Identify each line holding the string "materia" and copy it.

BEGIN Given records

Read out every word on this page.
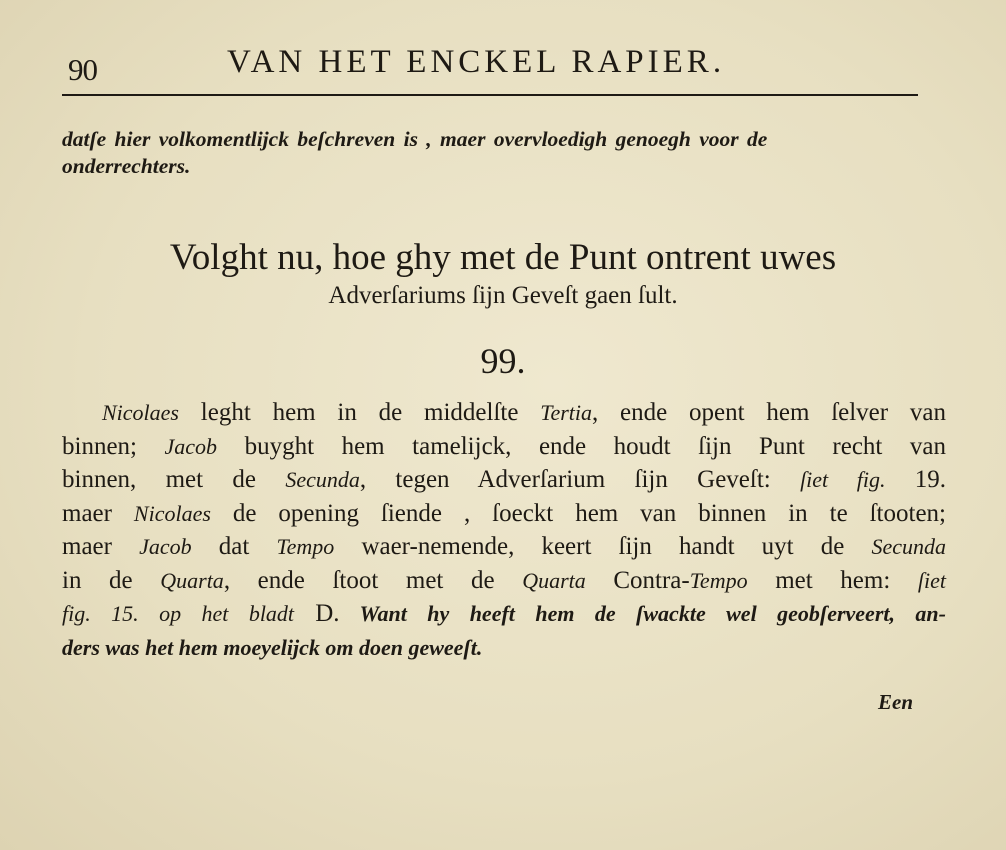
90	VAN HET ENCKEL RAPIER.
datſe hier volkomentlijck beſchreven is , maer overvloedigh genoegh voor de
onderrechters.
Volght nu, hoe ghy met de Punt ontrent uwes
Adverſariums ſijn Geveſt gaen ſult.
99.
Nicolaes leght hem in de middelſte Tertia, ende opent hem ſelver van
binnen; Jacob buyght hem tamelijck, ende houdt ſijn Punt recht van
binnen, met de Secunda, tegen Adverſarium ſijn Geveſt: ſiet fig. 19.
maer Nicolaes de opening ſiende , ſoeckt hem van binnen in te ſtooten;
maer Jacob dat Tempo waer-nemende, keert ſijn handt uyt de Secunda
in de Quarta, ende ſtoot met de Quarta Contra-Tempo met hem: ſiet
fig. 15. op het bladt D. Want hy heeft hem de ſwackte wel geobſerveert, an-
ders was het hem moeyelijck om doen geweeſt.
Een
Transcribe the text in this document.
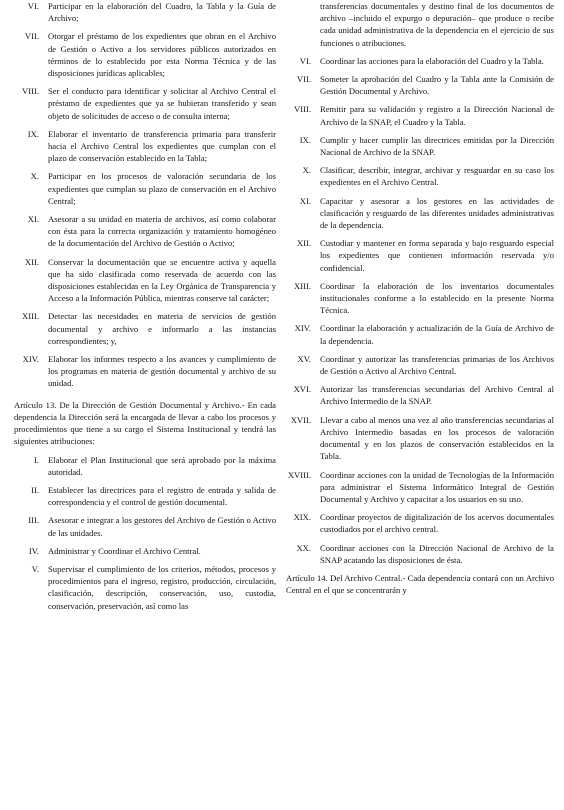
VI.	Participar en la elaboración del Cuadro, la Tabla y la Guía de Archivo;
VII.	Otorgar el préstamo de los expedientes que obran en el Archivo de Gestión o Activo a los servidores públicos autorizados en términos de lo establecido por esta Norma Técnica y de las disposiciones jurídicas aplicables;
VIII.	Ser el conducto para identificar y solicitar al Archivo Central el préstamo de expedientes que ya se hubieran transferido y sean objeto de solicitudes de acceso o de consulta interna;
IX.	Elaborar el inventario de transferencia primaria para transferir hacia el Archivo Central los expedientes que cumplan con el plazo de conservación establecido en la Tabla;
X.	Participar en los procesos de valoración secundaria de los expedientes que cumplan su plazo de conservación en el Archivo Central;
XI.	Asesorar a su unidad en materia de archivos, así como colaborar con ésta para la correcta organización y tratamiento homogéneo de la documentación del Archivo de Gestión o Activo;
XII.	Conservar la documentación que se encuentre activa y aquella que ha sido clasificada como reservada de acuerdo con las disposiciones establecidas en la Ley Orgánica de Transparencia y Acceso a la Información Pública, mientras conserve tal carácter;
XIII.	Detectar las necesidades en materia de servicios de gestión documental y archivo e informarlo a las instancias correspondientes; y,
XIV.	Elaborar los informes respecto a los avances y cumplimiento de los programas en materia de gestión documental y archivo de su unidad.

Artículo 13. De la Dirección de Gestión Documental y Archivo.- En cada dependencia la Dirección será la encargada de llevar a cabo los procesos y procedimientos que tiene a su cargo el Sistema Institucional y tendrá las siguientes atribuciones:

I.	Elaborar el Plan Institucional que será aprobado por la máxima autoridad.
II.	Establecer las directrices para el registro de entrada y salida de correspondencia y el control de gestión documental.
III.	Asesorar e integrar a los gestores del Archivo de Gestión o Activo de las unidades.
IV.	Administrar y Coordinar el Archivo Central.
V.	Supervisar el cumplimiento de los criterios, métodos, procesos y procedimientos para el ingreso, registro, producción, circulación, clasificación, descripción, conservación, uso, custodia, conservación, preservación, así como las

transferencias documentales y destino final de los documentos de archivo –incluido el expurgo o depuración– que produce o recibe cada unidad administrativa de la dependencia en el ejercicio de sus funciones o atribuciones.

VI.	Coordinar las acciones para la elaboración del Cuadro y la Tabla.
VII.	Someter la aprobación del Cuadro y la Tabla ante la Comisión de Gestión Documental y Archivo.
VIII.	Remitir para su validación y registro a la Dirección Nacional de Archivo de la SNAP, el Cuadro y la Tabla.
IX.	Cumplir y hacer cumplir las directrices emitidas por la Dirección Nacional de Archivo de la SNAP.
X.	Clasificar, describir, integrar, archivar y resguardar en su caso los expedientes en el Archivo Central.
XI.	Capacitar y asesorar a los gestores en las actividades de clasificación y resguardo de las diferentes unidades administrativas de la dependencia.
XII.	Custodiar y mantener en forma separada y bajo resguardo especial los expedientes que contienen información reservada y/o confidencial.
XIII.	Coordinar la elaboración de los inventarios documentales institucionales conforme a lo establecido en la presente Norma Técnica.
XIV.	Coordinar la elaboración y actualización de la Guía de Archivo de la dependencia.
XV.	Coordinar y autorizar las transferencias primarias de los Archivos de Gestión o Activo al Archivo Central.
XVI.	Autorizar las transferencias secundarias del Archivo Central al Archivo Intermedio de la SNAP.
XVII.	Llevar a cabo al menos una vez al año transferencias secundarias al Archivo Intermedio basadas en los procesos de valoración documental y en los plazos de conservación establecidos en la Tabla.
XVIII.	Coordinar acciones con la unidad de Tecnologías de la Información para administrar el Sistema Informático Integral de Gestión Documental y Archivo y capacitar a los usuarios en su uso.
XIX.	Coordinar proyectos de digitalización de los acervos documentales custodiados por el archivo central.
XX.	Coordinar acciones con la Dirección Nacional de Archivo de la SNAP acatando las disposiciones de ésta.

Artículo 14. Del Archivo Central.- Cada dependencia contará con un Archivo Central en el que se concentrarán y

END Given records

- Result for this task
XI.	Asesorar a su unidad en materia de archivos, así como colaborar con ésta para la correcta organización y tratamiento homogéneo de la documentación del Archivo de Gestión o Activo;
XIII.	Detectar las necesidades en materia de servicios de gestión documental y archivo e informarlo a las instancias correspondientes; y,
XIV.	Elaborar los informes respecto a los avances y cumplimiento de los programas en materia de gestión documental y archivo de su unidad.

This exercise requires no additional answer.